Set problem: In the entries below, find the lines with the word "berkualitas" and copy them.

———

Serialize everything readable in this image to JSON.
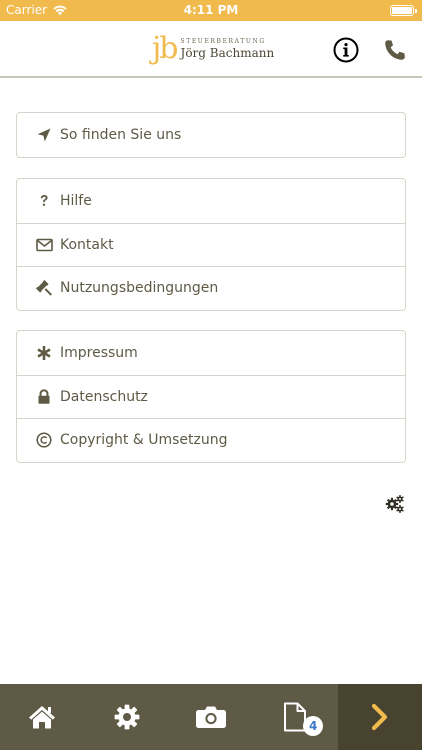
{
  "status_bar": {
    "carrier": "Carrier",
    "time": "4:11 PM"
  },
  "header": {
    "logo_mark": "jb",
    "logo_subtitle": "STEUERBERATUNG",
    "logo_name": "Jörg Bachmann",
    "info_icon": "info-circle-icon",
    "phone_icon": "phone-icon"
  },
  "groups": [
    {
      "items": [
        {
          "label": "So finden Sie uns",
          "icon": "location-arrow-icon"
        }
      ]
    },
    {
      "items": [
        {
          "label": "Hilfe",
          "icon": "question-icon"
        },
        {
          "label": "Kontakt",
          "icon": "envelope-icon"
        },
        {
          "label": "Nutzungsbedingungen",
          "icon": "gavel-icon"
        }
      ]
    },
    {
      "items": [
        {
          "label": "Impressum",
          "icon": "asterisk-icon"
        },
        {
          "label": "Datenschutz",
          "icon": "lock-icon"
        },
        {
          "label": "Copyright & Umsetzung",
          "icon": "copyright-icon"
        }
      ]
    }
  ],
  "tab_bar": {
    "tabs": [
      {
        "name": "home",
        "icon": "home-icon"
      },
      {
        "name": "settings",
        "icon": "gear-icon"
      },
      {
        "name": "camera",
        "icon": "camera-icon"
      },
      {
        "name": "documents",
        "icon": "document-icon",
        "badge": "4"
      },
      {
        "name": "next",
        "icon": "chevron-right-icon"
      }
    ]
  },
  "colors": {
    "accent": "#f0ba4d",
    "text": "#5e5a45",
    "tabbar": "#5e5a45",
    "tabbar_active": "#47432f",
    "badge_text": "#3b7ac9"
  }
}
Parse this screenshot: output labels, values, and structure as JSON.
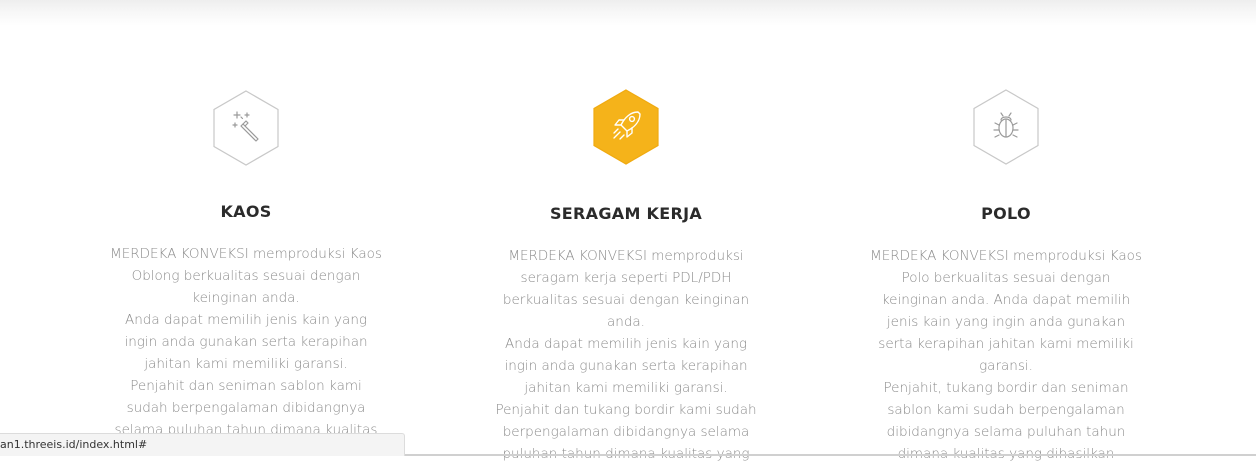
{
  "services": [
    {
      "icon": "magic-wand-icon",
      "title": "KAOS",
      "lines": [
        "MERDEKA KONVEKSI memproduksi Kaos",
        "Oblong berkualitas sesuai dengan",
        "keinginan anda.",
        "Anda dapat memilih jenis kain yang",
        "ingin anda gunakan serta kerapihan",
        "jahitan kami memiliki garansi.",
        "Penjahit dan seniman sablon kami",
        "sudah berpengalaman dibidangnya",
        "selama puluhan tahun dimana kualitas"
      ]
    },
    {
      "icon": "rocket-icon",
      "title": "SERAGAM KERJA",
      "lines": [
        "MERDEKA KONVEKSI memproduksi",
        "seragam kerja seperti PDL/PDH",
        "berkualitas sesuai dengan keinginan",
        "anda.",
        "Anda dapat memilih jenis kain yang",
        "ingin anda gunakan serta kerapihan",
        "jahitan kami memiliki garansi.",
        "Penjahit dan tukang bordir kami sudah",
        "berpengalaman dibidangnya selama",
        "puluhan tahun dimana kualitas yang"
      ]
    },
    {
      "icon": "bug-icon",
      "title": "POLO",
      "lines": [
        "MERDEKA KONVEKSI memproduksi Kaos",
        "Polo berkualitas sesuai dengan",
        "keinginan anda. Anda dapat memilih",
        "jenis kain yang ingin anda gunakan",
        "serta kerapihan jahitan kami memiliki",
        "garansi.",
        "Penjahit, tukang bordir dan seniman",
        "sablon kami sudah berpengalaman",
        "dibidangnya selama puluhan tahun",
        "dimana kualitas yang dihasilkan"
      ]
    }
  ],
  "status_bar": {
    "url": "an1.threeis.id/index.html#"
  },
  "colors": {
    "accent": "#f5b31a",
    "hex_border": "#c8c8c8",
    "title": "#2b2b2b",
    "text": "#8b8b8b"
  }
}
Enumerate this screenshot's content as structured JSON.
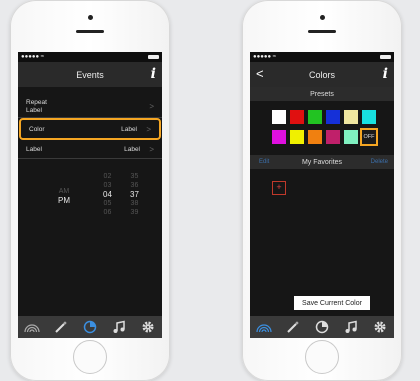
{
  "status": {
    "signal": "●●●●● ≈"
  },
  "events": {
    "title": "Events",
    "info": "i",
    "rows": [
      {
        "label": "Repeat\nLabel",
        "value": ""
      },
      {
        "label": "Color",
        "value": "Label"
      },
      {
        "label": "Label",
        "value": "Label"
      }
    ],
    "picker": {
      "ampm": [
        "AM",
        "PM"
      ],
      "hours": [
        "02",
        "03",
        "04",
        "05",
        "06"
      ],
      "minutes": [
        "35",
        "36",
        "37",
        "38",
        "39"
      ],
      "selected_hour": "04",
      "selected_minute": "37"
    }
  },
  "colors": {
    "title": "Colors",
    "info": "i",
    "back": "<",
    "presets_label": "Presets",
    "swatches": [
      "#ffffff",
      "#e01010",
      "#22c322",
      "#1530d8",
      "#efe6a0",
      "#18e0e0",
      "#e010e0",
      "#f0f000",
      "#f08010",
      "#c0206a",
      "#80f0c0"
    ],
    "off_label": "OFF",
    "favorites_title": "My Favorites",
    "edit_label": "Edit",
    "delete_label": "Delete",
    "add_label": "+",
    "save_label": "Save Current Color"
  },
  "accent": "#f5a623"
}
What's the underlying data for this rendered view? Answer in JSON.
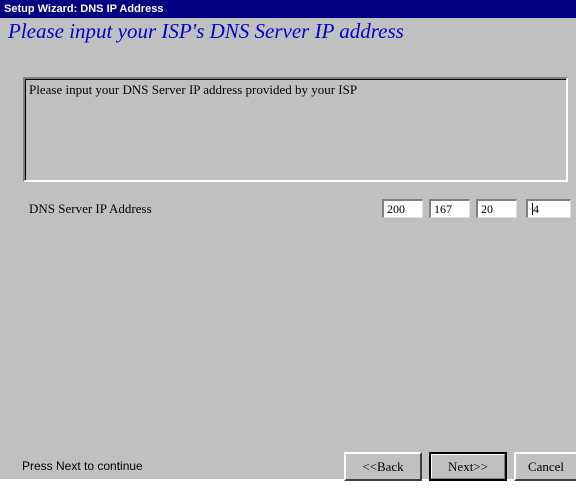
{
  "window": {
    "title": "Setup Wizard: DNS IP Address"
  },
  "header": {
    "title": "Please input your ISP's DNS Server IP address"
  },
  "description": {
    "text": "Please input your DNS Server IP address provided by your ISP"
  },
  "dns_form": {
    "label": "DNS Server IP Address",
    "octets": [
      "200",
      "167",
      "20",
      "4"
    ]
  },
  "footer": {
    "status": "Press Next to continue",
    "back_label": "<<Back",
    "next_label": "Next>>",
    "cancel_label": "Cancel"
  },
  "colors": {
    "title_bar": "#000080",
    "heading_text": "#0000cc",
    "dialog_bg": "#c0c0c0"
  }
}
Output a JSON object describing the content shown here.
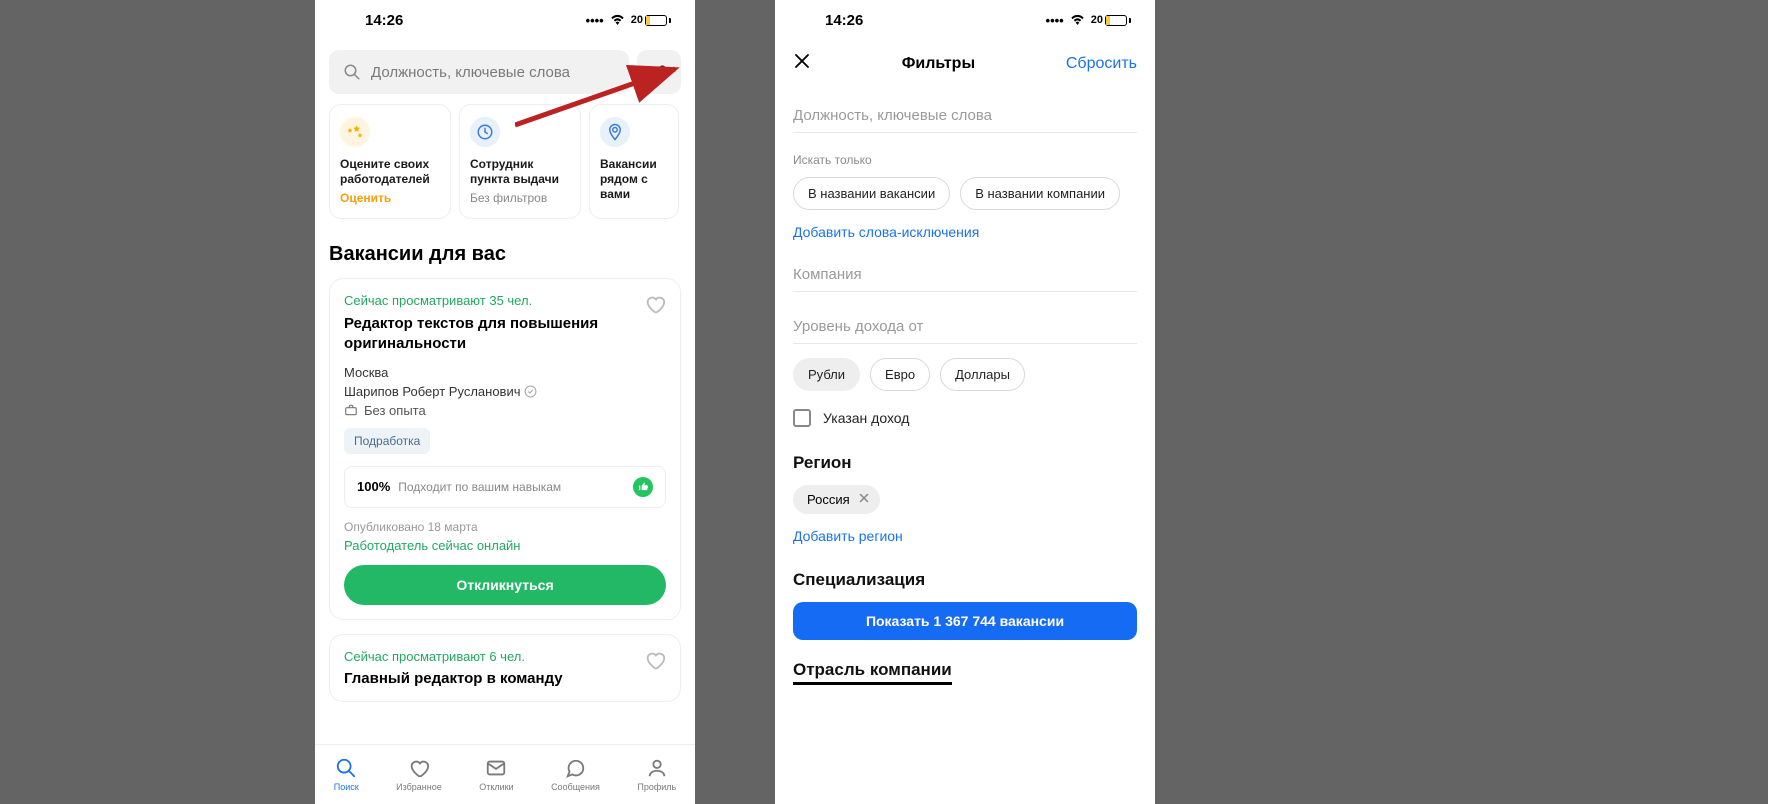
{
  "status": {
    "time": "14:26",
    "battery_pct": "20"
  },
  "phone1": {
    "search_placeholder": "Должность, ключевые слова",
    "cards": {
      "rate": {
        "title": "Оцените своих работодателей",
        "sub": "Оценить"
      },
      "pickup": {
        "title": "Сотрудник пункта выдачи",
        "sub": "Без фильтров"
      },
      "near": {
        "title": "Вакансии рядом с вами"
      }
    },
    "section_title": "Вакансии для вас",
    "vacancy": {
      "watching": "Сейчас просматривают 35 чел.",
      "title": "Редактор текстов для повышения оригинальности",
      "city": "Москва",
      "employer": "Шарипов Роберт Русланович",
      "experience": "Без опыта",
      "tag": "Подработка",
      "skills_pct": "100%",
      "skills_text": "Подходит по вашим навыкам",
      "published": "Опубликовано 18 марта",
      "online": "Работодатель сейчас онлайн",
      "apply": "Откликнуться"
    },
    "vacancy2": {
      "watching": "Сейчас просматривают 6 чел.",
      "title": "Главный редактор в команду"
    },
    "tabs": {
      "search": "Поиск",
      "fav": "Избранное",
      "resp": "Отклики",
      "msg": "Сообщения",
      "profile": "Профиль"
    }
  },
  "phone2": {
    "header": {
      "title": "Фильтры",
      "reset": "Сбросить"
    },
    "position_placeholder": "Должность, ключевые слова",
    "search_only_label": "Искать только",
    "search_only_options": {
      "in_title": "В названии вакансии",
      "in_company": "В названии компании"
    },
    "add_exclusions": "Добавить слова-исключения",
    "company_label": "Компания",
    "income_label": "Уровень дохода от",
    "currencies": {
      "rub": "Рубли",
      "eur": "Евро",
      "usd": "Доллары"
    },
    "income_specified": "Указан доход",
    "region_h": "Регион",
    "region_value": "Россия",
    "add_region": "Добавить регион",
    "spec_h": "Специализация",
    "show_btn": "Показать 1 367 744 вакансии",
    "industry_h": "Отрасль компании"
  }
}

———

Complete response:
        "Oblong berkualitas sesuai dengan",
        "berkualitas sesuai dengan keinginan",
        "Polo berkualitas sesuai dengan",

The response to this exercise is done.